* TASK OBJECTIVE:
Repeat each line word for word.

====== DATA ENTRIES

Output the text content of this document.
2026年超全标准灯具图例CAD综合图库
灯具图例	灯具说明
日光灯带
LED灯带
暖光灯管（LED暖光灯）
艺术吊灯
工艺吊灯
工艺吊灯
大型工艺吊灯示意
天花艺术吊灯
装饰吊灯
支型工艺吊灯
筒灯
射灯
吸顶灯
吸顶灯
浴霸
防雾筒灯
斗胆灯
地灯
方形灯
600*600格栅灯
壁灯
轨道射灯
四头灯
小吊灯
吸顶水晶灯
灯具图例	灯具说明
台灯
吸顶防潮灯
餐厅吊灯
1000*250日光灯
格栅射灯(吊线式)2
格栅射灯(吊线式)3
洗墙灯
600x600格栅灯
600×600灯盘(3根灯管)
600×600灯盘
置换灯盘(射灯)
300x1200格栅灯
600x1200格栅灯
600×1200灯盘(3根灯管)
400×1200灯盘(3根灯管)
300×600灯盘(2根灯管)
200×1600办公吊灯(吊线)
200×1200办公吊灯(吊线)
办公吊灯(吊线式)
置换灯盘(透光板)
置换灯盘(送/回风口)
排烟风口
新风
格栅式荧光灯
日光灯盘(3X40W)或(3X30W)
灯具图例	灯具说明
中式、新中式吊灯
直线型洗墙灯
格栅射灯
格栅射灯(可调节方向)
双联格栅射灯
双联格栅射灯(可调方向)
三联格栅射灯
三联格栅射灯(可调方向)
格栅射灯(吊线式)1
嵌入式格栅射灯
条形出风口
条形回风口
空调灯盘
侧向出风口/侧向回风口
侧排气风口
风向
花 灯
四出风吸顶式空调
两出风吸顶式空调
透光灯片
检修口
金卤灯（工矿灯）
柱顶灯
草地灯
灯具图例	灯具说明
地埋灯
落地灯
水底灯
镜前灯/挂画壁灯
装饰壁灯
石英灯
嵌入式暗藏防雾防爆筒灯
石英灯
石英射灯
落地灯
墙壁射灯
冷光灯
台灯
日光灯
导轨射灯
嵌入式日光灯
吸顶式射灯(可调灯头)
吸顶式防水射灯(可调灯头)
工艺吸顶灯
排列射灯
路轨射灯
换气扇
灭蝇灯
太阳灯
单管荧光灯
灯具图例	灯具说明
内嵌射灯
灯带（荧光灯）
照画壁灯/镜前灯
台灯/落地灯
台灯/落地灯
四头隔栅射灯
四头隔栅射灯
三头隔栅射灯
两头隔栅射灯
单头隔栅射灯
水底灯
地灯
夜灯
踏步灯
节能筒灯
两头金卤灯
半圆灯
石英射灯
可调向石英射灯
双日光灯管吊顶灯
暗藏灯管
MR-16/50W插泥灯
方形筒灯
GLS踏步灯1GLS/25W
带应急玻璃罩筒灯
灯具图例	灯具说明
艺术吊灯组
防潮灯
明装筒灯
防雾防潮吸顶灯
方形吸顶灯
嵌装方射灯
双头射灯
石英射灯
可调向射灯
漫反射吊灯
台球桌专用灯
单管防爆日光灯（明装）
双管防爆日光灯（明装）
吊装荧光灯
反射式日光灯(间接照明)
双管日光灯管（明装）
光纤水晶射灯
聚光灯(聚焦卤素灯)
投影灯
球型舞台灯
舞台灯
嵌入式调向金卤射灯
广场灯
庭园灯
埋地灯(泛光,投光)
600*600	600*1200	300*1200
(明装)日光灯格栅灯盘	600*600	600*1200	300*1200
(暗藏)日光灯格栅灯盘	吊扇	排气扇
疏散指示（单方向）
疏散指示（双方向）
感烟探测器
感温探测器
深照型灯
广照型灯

============

* FINAL RESULT:
Output the text content of this document.
2026年超全标准灯具图例CAD综合图库
灯具图例	灯具说明
日光灯带
LED灯带
暖光灯管（LED暖光灯）
艺术吊灯
工艺吊灯
工艺吊灯
大型工艺吊灯示意
天花艺术吊灯
装饰吊灯
支型工艺吊灯
筒灯
射灯
吸顶灯
吸顶灯
浴霸
防雾筒灯
斗胆灯
地灯
方形灯
600*600格栅灯
壁灯
轨道射灯
四头灯
小吊灯
吸顶水晶灯
灯具图例	灯具说明
台灯
吸顶防潮灯
餐厅吊灯
1000*250日光灯
格栅射灯(吊线式)2
格栅射灯(吊线式)3
洗墙灯
600x600格栅灯
600×600灯盘(3根灯管)
600×600灯盘
置换灯盘(射灯)
300x1200格栅灯
600x1200格栅灯
600×1200灯盘(3根灯管)
400×1200灯盘(3根灯管)
300×600灯盘(2根灯管)
200×1600办公吊灯(吊线)
200×1200办公吊灯(吊线)
办公吊灯(吊线式)
置换灯盘(透光板)
置换灯盘(送/回风口)
排烟风口
新风
格栅式荧光灯
日光灯盘(3X40W)或(3X30W)
灯具图例	灯具说明
中式、新中式吊灯
直线型洗墙灯
格栅射灯
格栅射灯(可调节方向)
双联格栅射灯
双联格栅射灯(可调方向)
三联格栅射灯
三联格栅射灯(可调方向)
格栅射灯(吊线式)1
嵌入式格栅射灯
条形出风口
条形回风口
空调灯盘
侧向出风口/侧向回风口
侧排气风口
风向
花 灯
四出风吸顶式空调
两出风吸顶式空调
透光灯片
检修口
金卤灯（工矿灯）
柱顶灯
草地灯
灯具图例	灯具说明
地埋灯
落地灯
水底灯
镜前灯/挂画壁灯
装饰壁灯
石英灯
嵌入式暗藏防雾防爆筒灯
石英灯
石英射灯
落地灯
墙壁射灯
冷光灯
台灯
日光灯
导轨射灯
嵌入式日光灯
吸顶式射灯(可调灯头)
吸顶式防水射灯(可调灯头)
工艺吸顶灯
排列射灯
路轨射灯
换气扇
灭蝇灯
太阳灯
单管荧光灯
灯具图例	灯具说明
内嵌射灯
灯带（荧光灯）
照画壁灯/镜前灯
台灯/落地灯
台灯/落地灯
四头隔栅射灯
四头隔栅射灯
三头隔栅射灯
两头隔栅射灯
单头隔栅射灯
水底灯
地灯
夜灯
踏步灯
节能筒灯
两头金卤灯
半圆灯
石英射灯
可调向石英射灯
双日光灯管吊顶灯
暗藏灯管
MR-16/50W插泥灯
方形筒灯
GLS踏步灯1GLS/25W
带应急玻璃罩筒灯
灯具图例	灯具说明
艺术吊灯组
防潮灯
明装筒灯
防雾防潮吸顶灯
方形吸顶灯
嵌装方射灯
双头射灯
石英射灯
可调向射灯
漫反射吊灯
台球桌专用灯
单管防爆日光灯（明装）
双管防爆日光灯（明装）
吊装荧光灯
反射式日光灯(间接照明)
双管日光灯管（明装）
光纤水晶射灯
聚光灯(聚焦卤素灯)
投影灯
球型舞台灯
舞台灯
嵌入式调向金卤射灯
广场灯
庭园灯
埋地灯(泛光,投光)
600*600	600*1200	300*1200
(明装)日光灯格栅灯盘	600*600	600*1200	300*1200
(暗藏)日光灯格栅灯盘	吊扇	排气扇
疏散指示（单方向）
疏散指示（双方向）
感烟探测器
感温探测器
深照型灯
广照型灯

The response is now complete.